%%

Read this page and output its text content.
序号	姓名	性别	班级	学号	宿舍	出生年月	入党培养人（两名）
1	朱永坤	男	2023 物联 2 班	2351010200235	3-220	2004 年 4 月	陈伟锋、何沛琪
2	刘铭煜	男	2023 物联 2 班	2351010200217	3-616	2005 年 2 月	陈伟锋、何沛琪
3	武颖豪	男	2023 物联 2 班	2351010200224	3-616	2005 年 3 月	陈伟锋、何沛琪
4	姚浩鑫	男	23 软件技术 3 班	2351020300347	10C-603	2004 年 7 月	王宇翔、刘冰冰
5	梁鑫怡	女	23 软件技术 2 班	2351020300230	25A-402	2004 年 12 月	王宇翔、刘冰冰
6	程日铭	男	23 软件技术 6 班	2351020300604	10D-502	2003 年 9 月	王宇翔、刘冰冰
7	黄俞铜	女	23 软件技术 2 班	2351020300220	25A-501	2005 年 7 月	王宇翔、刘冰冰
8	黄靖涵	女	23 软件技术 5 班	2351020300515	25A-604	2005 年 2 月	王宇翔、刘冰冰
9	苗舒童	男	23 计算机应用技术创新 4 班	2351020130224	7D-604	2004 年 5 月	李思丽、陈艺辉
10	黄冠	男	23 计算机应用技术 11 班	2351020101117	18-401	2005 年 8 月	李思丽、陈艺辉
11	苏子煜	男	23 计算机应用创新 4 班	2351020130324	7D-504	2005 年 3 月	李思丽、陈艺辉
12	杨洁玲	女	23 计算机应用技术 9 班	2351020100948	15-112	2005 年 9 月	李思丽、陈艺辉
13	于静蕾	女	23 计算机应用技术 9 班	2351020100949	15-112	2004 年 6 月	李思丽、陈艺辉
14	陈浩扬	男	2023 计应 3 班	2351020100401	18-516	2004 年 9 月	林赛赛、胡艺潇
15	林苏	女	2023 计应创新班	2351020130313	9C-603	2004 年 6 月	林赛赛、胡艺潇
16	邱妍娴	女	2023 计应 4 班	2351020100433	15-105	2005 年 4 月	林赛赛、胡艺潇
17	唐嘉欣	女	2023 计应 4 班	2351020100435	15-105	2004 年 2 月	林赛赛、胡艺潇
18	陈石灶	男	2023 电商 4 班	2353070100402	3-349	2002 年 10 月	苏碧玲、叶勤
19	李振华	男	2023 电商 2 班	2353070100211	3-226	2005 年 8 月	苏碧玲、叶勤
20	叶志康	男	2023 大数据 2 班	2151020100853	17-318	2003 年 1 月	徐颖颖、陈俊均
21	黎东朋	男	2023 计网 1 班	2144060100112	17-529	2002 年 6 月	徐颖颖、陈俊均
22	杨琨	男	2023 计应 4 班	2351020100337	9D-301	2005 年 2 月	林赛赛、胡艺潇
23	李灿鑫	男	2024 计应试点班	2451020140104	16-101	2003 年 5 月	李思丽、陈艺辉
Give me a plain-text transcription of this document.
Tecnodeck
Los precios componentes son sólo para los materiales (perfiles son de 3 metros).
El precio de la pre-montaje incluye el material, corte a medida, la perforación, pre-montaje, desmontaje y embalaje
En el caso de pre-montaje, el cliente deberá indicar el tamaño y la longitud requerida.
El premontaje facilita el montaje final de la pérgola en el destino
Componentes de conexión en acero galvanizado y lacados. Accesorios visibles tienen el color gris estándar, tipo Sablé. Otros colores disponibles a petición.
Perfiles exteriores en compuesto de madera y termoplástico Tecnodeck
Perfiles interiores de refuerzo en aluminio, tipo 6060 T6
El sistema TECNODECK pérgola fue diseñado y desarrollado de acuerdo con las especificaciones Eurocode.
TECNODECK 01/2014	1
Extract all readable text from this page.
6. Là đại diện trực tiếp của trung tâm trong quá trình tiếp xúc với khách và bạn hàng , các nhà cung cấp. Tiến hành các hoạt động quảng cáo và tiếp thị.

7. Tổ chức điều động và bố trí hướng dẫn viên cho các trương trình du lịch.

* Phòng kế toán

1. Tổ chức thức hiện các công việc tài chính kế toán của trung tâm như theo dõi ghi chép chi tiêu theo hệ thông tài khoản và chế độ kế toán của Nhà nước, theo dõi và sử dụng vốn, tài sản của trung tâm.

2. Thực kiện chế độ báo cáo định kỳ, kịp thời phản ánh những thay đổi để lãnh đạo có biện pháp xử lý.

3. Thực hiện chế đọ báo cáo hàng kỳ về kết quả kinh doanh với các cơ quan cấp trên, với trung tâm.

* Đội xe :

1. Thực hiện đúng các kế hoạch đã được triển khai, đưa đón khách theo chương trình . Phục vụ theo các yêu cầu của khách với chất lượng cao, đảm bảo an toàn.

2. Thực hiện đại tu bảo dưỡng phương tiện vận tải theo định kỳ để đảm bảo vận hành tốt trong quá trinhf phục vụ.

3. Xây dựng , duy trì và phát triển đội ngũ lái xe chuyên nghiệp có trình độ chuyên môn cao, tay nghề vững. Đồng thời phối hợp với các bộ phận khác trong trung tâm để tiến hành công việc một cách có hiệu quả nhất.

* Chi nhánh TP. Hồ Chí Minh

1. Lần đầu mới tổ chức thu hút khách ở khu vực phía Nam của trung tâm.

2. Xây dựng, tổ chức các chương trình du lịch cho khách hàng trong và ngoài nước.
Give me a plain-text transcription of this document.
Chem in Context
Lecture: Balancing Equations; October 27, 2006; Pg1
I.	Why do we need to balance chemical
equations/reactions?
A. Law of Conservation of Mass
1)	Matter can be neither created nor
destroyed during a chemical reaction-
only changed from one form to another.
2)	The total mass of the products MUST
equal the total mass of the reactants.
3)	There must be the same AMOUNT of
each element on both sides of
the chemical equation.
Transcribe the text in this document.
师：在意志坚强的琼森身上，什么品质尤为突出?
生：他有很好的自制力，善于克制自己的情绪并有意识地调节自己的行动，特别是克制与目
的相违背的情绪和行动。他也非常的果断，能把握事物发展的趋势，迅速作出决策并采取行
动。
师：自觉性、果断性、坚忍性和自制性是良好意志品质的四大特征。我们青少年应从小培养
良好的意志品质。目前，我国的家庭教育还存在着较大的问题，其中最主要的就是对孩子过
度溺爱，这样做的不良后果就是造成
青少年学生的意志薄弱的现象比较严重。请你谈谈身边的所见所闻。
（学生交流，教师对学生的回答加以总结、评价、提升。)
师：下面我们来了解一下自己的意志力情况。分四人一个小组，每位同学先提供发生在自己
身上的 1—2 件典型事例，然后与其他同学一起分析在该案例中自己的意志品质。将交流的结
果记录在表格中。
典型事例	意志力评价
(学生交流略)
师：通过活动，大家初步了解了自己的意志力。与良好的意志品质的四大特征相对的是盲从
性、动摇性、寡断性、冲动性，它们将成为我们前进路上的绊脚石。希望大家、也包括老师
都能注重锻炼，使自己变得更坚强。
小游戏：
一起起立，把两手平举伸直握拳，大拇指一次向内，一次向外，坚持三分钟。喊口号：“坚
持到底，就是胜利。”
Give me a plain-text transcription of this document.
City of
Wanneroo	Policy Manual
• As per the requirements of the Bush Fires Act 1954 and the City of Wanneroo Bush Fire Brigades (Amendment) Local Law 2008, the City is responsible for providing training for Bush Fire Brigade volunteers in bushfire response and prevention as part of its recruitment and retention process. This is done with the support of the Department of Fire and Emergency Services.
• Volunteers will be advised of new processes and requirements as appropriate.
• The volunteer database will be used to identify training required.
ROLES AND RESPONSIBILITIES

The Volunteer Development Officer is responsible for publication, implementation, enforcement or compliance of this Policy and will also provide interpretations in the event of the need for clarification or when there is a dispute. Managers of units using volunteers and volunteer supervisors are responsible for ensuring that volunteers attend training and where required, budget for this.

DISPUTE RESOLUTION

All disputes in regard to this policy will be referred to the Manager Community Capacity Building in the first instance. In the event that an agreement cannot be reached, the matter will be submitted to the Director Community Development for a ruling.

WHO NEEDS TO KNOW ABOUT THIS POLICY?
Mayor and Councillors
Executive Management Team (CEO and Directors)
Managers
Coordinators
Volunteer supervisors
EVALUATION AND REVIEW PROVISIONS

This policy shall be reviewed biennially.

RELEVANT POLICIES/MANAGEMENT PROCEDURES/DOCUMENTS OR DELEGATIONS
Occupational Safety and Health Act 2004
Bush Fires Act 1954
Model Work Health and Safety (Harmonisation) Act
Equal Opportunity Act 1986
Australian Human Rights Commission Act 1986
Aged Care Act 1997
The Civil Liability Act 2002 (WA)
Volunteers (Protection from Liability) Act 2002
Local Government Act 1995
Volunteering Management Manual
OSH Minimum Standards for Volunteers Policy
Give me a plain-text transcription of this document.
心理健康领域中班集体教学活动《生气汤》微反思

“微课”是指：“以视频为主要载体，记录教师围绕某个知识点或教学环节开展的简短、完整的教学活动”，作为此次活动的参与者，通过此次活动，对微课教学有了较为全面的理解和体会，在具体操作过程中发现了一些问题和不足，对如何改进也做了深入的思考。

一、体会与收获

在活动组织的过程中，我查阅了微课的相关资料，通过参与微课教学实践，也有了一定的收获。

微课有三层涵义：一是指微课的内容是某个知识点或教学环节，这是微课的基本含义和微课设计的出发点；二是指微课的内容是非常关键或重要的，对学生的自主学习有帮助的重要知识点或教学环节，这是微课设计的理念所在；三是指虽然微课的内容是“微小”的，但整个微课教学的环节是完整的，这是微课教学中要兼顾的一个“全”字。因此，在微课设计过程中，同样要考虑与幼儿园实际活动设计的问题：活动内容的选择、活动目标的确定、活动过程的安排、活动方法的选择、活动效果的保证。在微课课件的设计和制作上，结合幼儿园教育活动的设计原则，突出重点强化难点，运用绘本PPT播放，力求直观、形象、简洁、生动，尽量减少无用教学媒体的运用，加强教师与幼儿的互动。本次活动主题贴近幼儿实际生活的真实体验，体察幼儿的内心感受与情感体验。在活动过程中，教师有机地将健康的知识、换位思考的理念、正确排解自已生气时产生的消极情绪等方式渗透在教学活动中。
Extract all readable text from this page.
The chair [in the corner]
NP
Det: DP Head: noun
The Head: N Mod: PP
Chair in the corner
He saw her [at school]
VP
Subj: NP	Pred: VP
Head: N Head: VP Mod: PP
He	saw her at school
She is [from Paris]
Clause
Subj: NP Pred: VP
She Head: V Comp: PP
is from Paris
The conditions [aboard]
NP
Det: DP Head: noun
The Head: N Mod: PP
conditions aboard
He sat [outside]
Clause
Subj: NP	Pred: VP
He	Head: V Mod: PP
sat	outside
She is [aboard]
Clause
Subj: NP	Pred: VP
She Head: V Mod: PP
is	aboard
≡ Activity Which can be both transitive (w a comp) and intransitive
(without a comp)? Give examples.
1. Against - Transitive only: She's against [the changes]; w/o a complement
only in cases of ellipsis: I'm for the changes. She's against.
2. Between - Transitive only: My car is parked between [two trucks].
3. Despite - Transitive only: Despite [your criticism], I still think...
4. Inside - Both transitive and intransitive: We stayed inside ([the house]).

%%

Search the data for "dựng". Copy every line that has it.

3. Xây dựng , duy trì và phát triển đội ngũ lái xe chuyên nghiệp có trình độ chuyên môn cao, tay nghề vững. Đồng thời phối hợp với các bộ phận khác trong trung tâm để tiến hành công việc một cách có hiệu quả nhất.
2. Xây dựng, tổ chức các chương trình du lịch cho khách hàng trong và ngoài nước.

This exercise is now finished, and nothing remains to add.